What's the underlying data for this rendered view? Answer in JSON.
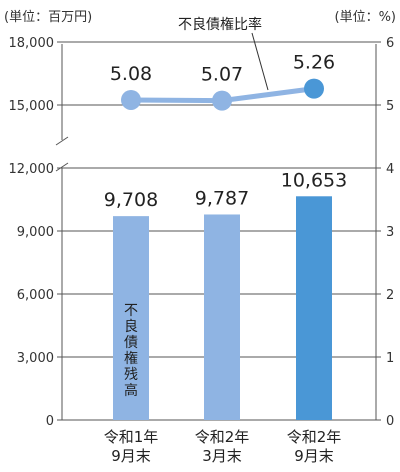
{
  "unit_left": "(単位：百万円)",
  "unit_right": "(単位：%)",
  "chart_data": {
    "type": "bar",
    "categories": [
      [
        "令和1年",
        "9月末"
      ],
      [
        "令和2年",
        "3月末"
      ],
      [
        "令和2年",
        "9月末"
      ]
    ],
    "series": [
      {
        "name": "不良債権残高",
        "type": "bar",
        "axis": "left",
        "values": [
          9708,
          9787,
          10653
        ],
        "labels": [
          "9,708",
          "9,787",
          "10,653"
        ],
        "colors": [
          "#8fb4e3",
          "#8fb4e3",
          "#4a97d6"
        ]
      },
      {
        "name": "不良債権比率",
        "type": "line",
        "axis": "right",
        "values": [
          5.08,
          5.07,
          5.26
        ],
        "labels": [
          "5.08",
          "5.07",
          "5.26"
        ],
        "colors": [
          "#8fb4e3",
          "#8fb4e3",
          "#4a97d6"
        ]
      }
    ],
    "left_axis": {
      "ticks": [
        0,
        3000,
        6000,
        9000,
        12000,
        15000,
        18000
      ],
      "tick_labels": [
        "0",
        "3,000",
        "6,000",
        "9,000",
        "12,000",
        "15,000",
        "18,000"
      ],
      "ylim": [
        0,
        18000
      ]
    },
    "right_axis": {
      "ticks": [
        0,
        1,
        2,
        3,
        4,
        5,
        6
      ],
      "tick_labels": [
        "0",
        "1",
        "2",
        "3",
        "4",
        "5",
        "6"
      ],
      "ylim": [
        0,
        6
      ]
    },
    "axis_break": "between 12,000 and 15,000",
    "grid": true
  }
}
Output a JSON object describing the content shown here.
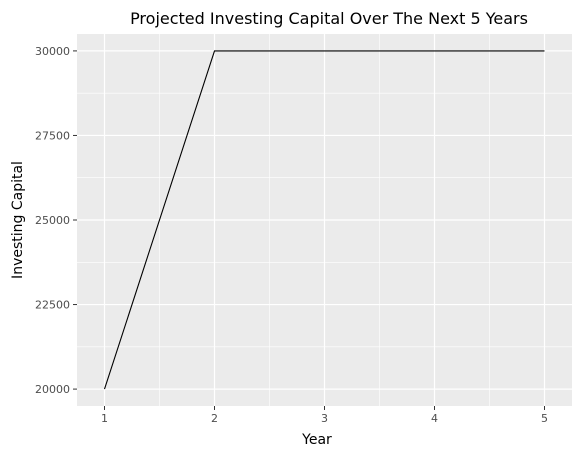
{
  "chart_data": {
    "type": "line",
    "title": "Projected Investing Capital Over The Next 5 Years",
    "xlabel": "Year",
    "ylabel": "Investing Capital",
    "x": [
      1,
      2,
      3,
      4,
      5
    ],
    "series": [
      {
        "values": [
          20000,
          30000,
          30000,
          30000,
          30000
        ]
      }
    ],
    "xticks": [
      "1",
      "2",
      "3",
      "4",
      "5"
    ],
    "yticks": [
      "20000",
      "22500",
      "25000",
      "27500",
      "30000"
    ],
    "xlim": [
      0.75,
      5.25
    ],
    "ylim": [
      19500,
      30500
    ],
    "grid": true,
    "legend": "none",
    "colors": {
      "panel": "#EBEBEB",
      "grid": "#FFFFFF",
      "line": "#000000",
      "tick_text": "#4D4D4D"
    }
  }
}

::::::

- [Exercise requirements]
Write out, exactly as given, the line containing "Output a JSON" and every line after it through the end, with no pictures.

- [Solved exercise]
Output a JSON object describing the content shown here.
{
  "chart_data": {
    "type": "line",
    "title": "Projected Investing Capital Over The Next 5 Years",
    "xlabel": "Year",
    "ylabel": "Investing Capital",
    "x": [
      1,
      2,
      3,
      4,
      5
    ],
    "series": [
      {
        "values": [
          20000,
          30000,
          30000,
          30000,
          30000
        ]
      }
    ],
    "xticks": [
      "1",
      "2",
      "3",
      "4",
      "5"
    ],
    "yticks": [
      "20000",
      "22500",
      "25000",
      "27500",
      "30000"
    ],
    "xlim": [
      0.75,
      5.25
    ],
    "ylim": [
      19500,
      30500
    ],
    "grid": true,
    "legend": "none",
    "colors": {
      "panel": "#EBEBEB",
      "grid": "#FFFFFF",
      "line": "#000000",
      "tick_text": "#4D4D4D"
    }
  }
}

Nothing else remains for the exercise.